-- Problem to solve --
Please return each of the entries exactly, minus their pictures.

Data records:
Start of Block
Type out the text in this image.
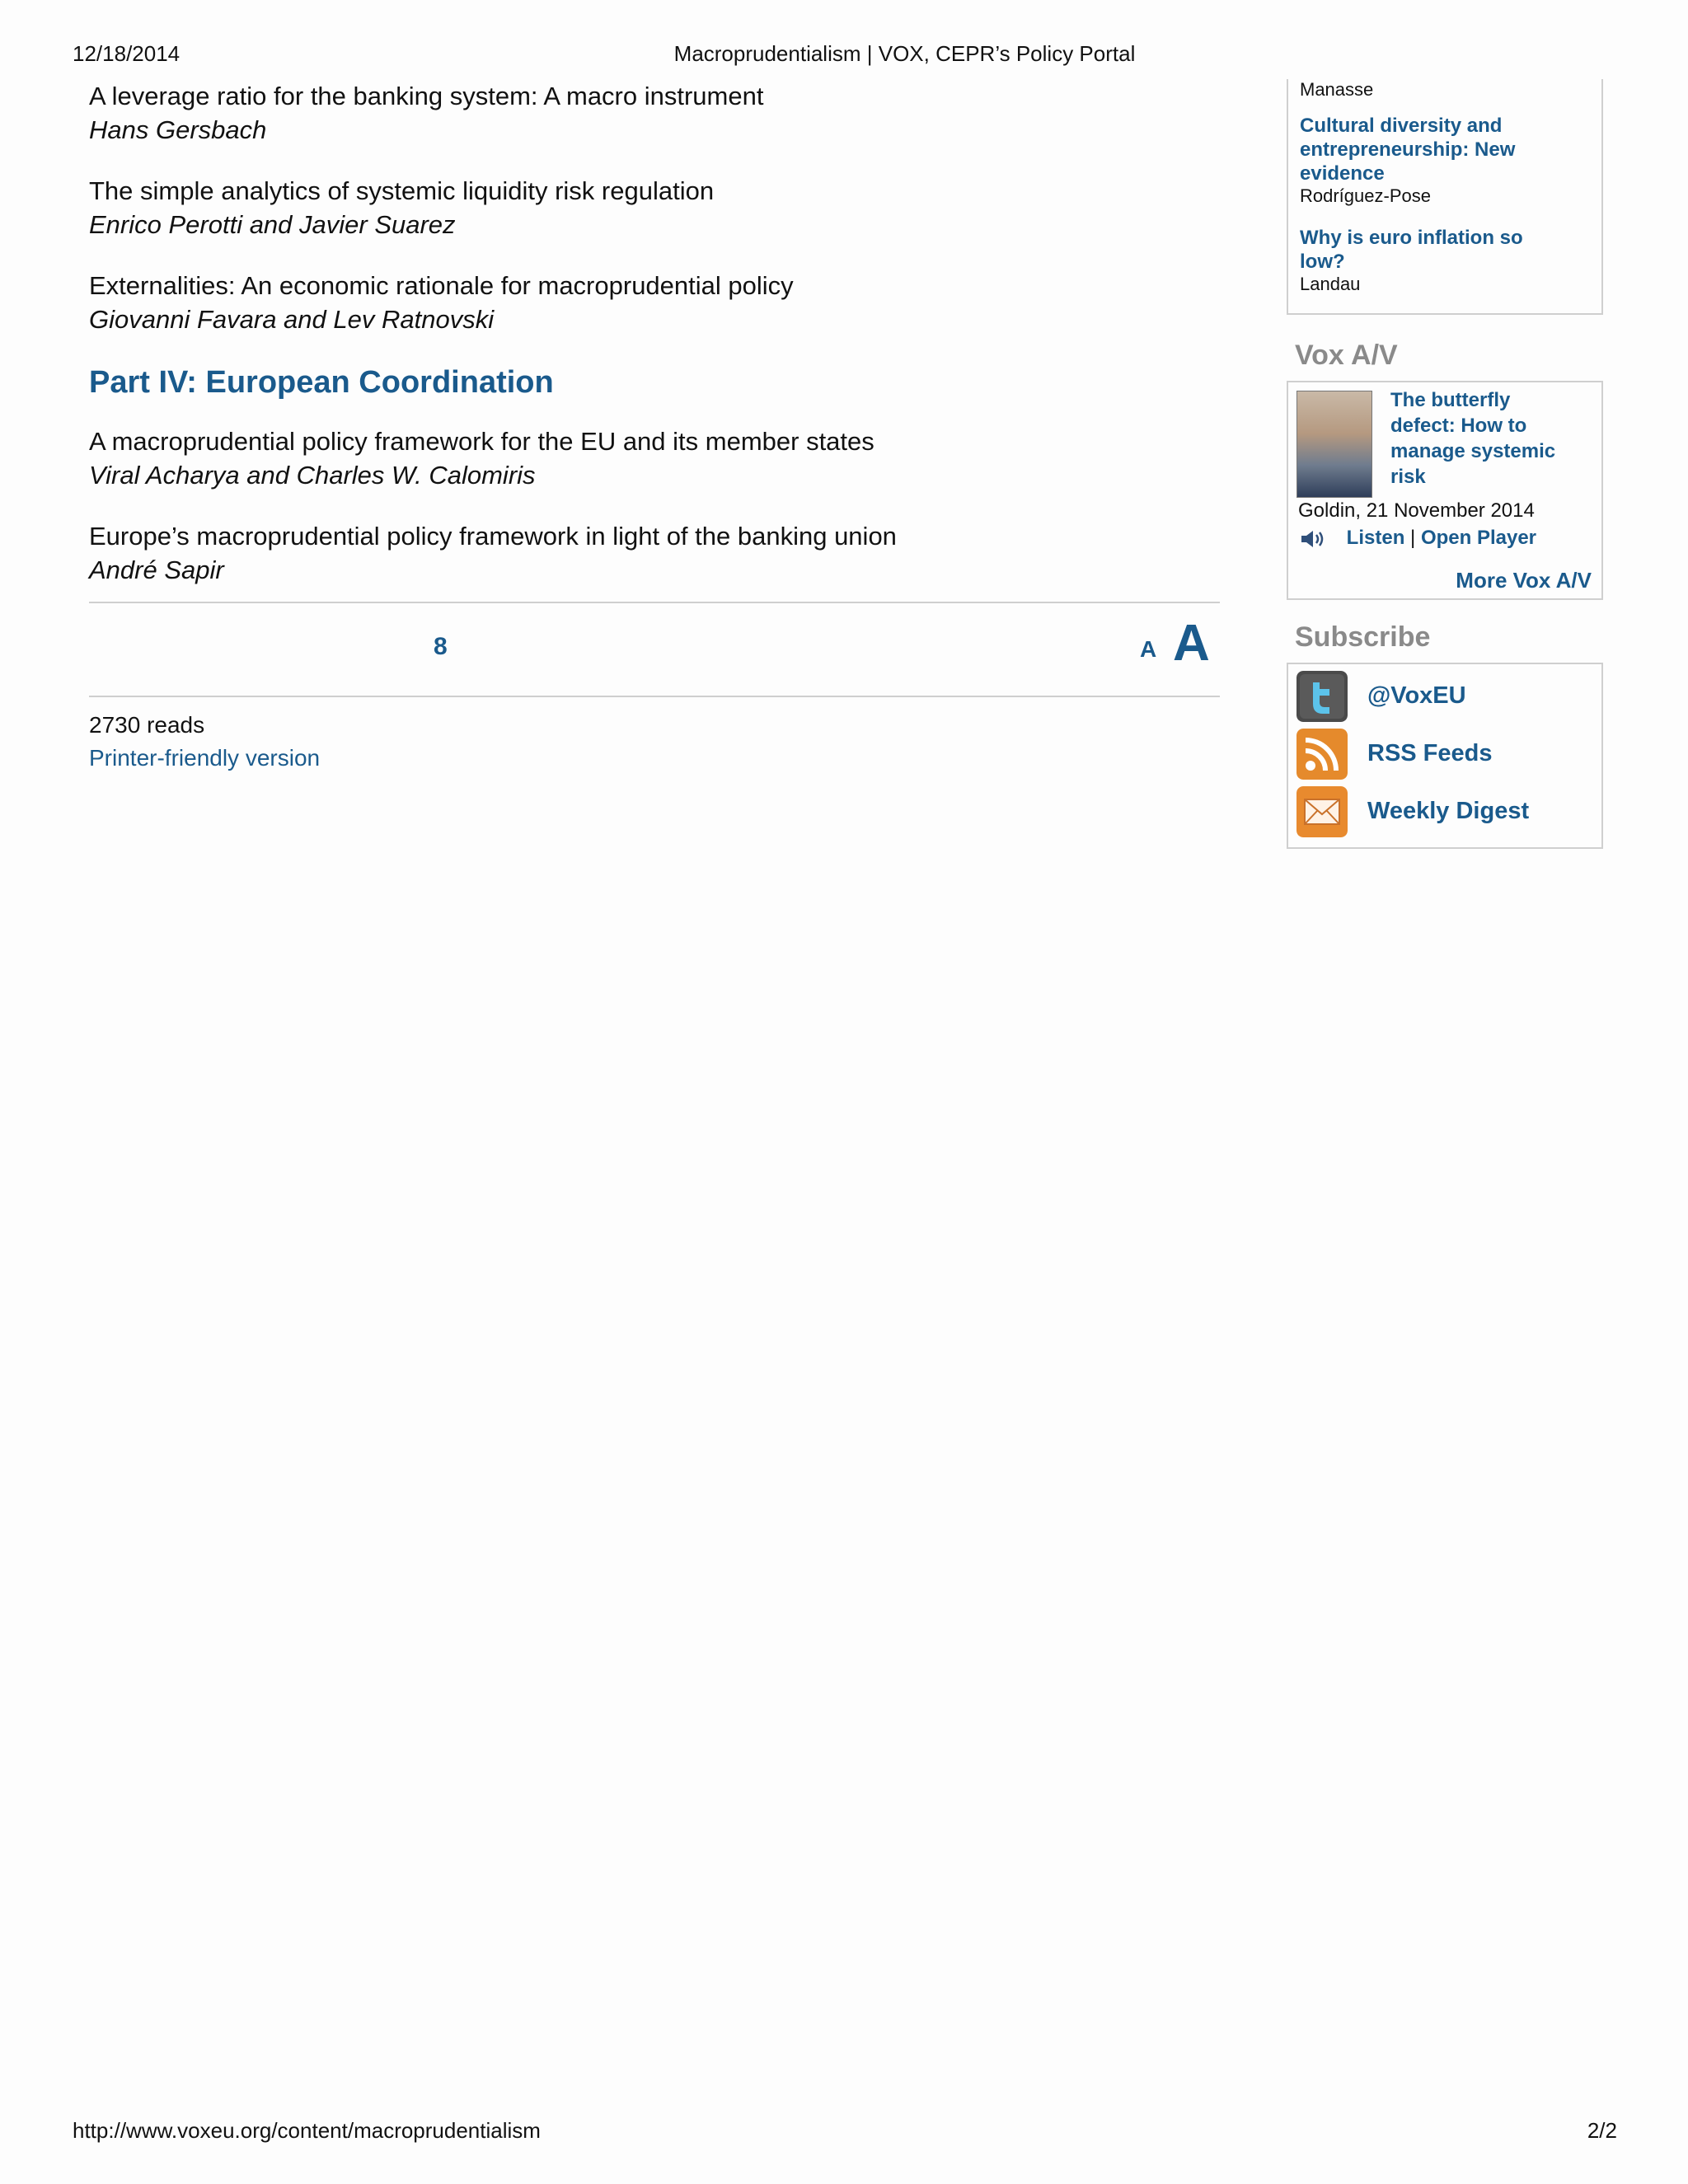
12/18/2014	Macroprudentialism | VOX, CEPR’s Policy Portal
A leverage ratio for the banking system: A macro instrument
Hans Gersbach
The simple analytics of systemic liquidity risk regulation
Enrico Perotti and Javier Suarez
Externalities: An economic rationale for macroprudential policy
Giovanni Favara and Lev Ratnovski
Part IV: European Coordination
A macroprudential policy framework for the EU and its member states
Viral Acharya and Charles W. Calomiris
Europe’s macroprudential policy framework in light of the banking union
André Sapir
8	A A
2730 reads
Printer-friendly version
Manasse
Cultural diversity and entrepreneurship: New evidence
Rodríguez-Pose
Why is euro inflation so low?
Landau
Vox A/V
The butterfly defect: How to manage systemic risk
Goldin, 21 November 2014
Listen | Open Player
More Vox A/V
Subscribe
@VoxEU
RSS Feeds
Weekly Digest
http://www.voxeu.org/content/macroprudentialism	2/2
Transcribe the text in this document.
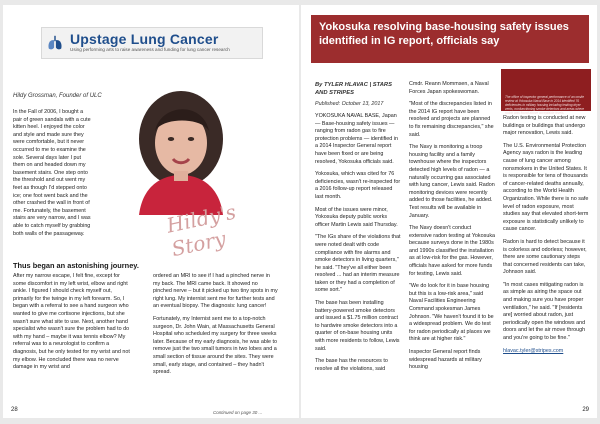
Upstage Lung Cancer
Using performing arts to raise awareness and funding for lung cancer research
Hildy Grossman, Founder of ULC
Hildy's Story

In the Fall of 2006, I bought a pair of green sandals with a cute kitten heel. I enjoyed the color and style and made sure they were comfortable, but it never occurred to me to examine the sole. Several days later I put them on and headed down my basement stairs. One step onto the threshold and out went my feet as though I'd stepped onto ice; one foot went back and the other crashed the wall in front of me. Fortunately, the basement stairs are very narrow, and I was able to catch myself by grabbing both walls of the passageway.

Thus began an astonishing journey.

After my narrow escape, I felt fine, except for some discomfort in my left wrist, elbow and right ankle. I figured I should check myself out, primarily for the twinge in my left forearm. So, I began with a referral to see a hand surgeon who wanted to give me cortisone injections, but she wasn't sure what site to use. Next, another hand specialist who wasn't sure the problem had to do with my hand – maybe it was tennis elbow? My referral was to a neurologist to confirm a diagnosis, but he only tested for my wrist and not my elbow. He concluded there was no nerve damage in my wrist and

ordered an MRI to see if I had a pinched nerve in my back. The MRI came back. It showed no pinched nerve – but it picked up two tiny spots in my right lung. My internist sent me for further tests and an eventual biopsy. The diagnosis: lung cancer!

Fortunately, my Internist sent me to a top-notch surgeon, Dr. John Wain, at Massachusetts General Hospital who scheduled my surgery for three weeks later. Because of my early diagnosis, he was able to remove just the two small tumors in two lobes and a small section of tissue around the sites. They were small, early stage, and contained – they hadn't spread.

Continued on page 30 ...
28
Yokosuka resolving base-housing safety issues identified in IG report, officials say
By TYLER HLAVAC | STARS AND STRIPES
Published: October 13, 2017

YOKOSUKA NAVAL BASE, Japan — Base-housing safety issues — ranging from radon gas to fire protection problems — identified in a 2014 Inspector General report have been fixed or are being resolved, Yokosuka officials said.

Yokosuka, which was cited for 76 deficiencies, wasn't re-inspected for a 2016 follow-up report released last month.

Most of the issues were minor, Yokosuka deputy public works officer Martin Lewis said Thursday.

"The IGs share of the violations that were noted dealt with code compliance with fire alarms and smoke detectors in living quarters," he said. "They've all either been resolved ... had an interim measure taken or they had a completion of some sort."

The base has been installing battery-powered smoke detectors and issued a $1.75 million contract to hardwire smoke detectors into a quarter of on-base housing units with more residents to follow, Lewis said.

The base has the resources to resolve all the violations, said

Cmdr. Reann Mommsen, a Naval Forces Japan spokeswoman.

"Most of the discrepancies listed in the 2014 IG report have been resolved and projects are planned to fix remaining discrepancies," she said.

The Navy is monitoring a troop housing facility and a family townhouse where the inspectors detected high levels of radon — a naturally occurring gas associated with lung cancer, Lewis said. Radon monitoring devices were recently added to those facilities, he added. Test results will be available in January.

The Navy doesn't conduct extensive radon testing at Yokosuka because surveys done in the 1980s and 1990s classified the installation as at low-risk for the gas. However, officials have asked for more funds for testing, Lewis said.

"We do look for it in base housing but this is a low-risk area," said Naval Facilities Engineering Command spokesman James Johnson. "We haven't found it to be a widespread problem. We do test for radon periodically at places we think are at higher risk."

Inspector General report finds widespread hazards at military housing

The office of inspector general performance of an onsite review at Yokosuka Naval Base in 2014 identified 76 deficiencies in military housing including leaking dryer vents, nonfunctioning smoke detectors and areas where radon was found above acceptable levels.

Radon testing is conducted at new buildings or buildings that undergo major renovation, Lewis said.

The U.S. Environmental Protection Agency says radon is the leading cause of lung cancer among nonsmokers in the United States. It is responsible for tens of thousands of cancer-related deaths annually, according to the World Health Organization. While there is no safe level of radon exposure, most studies say that elevated short-term exposure is statistically unlikely to cause cancer.

Radon is hard to detect because it is colorless and odorless; however, there are some cautionary steps that concerned residents can take, Johnson said.

"In most cases mitigating radon is as simple as airing the space out and making sure you have proper ventilation," he said. "If [residents are] worried about radon, just periodically open the windows and doors and let the air move through and you're going to be fine."

hlavac.tyler@stripes.com

29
End of Block
-- Written answer --
Type out the text in this image.
12/18/2014	Macroprudentialism | VOX, CEPR’s Policy Portal
A leverage ratio for the banking system: A macro instrument
Hans Gersbach
The simple analytics of systemic liquidity risk regulation
Enrico Perotti and Javier Suarez
Externalities: An economic rationale for macroprudential policy
Giovanni Favara and Lev Ratnovski
Part IV: European Coordination
A macroprudential policy framework for the EU and its member states
Viral Acharya and Charles W. Calomiris
Europe’s macroprudential policy framework in light of the banking union
André Sapir
8	A A
2730 reads
Printer-friendly version
Manasse
Cultural diversity and entrepreneurship: New evidence
Rodríguez-Pose
Why is euro inflation so low?
Landau
Vox A/V
The butterfly defect: How to manage systemic risk
Goldin, 21 November 2014
Listen | Open Player
More Vox A/V
Subscribe
@VoxEU
RSS Feeds
Weekly Digest
http://www.voxeu.org/content/macroprudentialism	2/2
Transcribe the text in this document.
Upstage Lung Cancer
Using performing arts to raise awareness and funding for lung cancer research
Hildy Grossman, Founder of ULC
Hildy's Story

In the Fall of 2006, I bought a pair of green sandals with a cute kitten heel. I enjoyed the color and style and made sure they were comfortable, but it never occurred to me to examine the sole. Several days later I put them on and headed down my basement stairs. One step onto the threshold and out went my feet as though I'd stepped onto ice; one foot went back and the other crashed the wall in front of me. Fortunately, the basement stairs are very narrow, and I was able to catch myself by grabbing both walls of the passageway.

Thus began an astonishing journey.

After my narrow escape, I felt fine, except for some discomfort in my left wrist, elbow and right ankle. I figured I should check myself out, primarily for the twinge in my left forearm. So, I began with a referral to see a hand surgeon who wanted to give me cortisone injections, but she wasn't sure what site to use. Next, another hand specialist who wasn't sure the problem had to do with my hand – maybe it was tennis elbow? My referral was to a neurologist to confirm a diagnosis, but he only tested for my wrist and not my elbow. He concluded there was no nerve damage in my wrist and

ordered an MRI to see if I had a pinched nerve in my back. The MRI came back. It showed no pinched nerve – but it picked up two tiny spots in my right lung. My internist sent me for further tests and an eventual biopsy. The diagnosis: lung cancer!

Fortunately, my Internist sent me to a top-notch surgeon, Dr. John Wain, at Massachusetts General Hospital who scheduled my surgery for three weeks later. Because of my early diagnosis, he was able to remove just the two small tumors in two lobes and a small section of tissue around the sites. They were small, early stage, and contained – they hadn't spread.

Continued on page 30 ...
28
Yokosuka resolving base-housing safety issues identified in IG report, officials say
By TYLER HLAVAC | STARS AND STRIPES
Published: October 13, 2017

YOKOSUKA NAVAL BASE, Japan — Base-housing safety issues — ranging from radon gas to fire protection problems — identified in a 2014 Inspector General report have been fixed or are being resolved, Yokosuka officials said.

Yokosuka, which was cited for 76 deficiencies, wasn't re-inspected for a 2016 follow-up report released last month.

Most of the issues were minor, Yokosuka deputy public works officer Martin Lewis said Thursday.

"The IGs share of the violations that were noted dealt with code compliance with fire alarms and smoke detectors in living quarters," he said. "They've all either been resolved ... had an interim measure taken or they had a completion of some sort."

The base has been installing battery-powered smoke detectors and issued a $1.75 million contract to hardwire smoke detectors into a quarter of on-base housing units with more residents to follow, Lewis said.

The base has the resources to resolve all the violations, said

Cmdr. Reann Mommsen, a Naval Forces Japan spokeswoman.

"Most of the discrepancies listed in the 2014 IG report have been resolved and projects are planned to fix remaining discrepancies," she said.

The Navy is monitoring a troop housing facility and a family townhouse where the inspectors detected high levels of radon — a naturally occurring gas associated with lung cancer, Lewis said. Radon monitoring devices were recently added to those facilities, he added. Test results will be available in January.

The Navy doesn't conduct extensive radon testing at Yokosuka because surveys done in the 1980s and 1990s classified the installation as at low-risk for the gas. However, officials have asked for more funds for testing, Lewis said.

"We do look for it in base housing but this is a low-risk area," said Naval Facilities Engineering Command spokesman James Johnson. "We haven't found it to be a widespread problem. We do test for radon periodically at places we think are at higher risk."

Inspector General report finds widespread hazards at military housing

The office of inspector general performance of an onsite review at Yokosuka Naval Base in 2014 identified 76 deficiencies in military housing including leaking dryer vents, nonfunctioning smoke detectors and areas where radon was found above acceptable levels.

Radon testing is conducted at new buildings or buildings that undergo major renovation, Lewis said.

The U.S. Environmental Protection Agency says radon is the leading cause of lung cancer among nonsmokers in the United States. It is responsible for tens of thousands of cancer-related deaths annually, according to the World Health Organization. While there is no safe level of radon exposure, most studies say that elevated short-term exposure is statistically unlikely to cause cancer.

Radon is hard to detect because it is colorless and odorless; however, there are some cautionary steps that concerned residents can take, Johnson said.

"In most cases mitigating radon is as simple as airing the space out and making sure you have proper ventilation," he said. "If [residents are] worried about radon, just periodically open the windows and doors and let the air move through and you're going to be fine."

hlavac.tyler@stripes.com

29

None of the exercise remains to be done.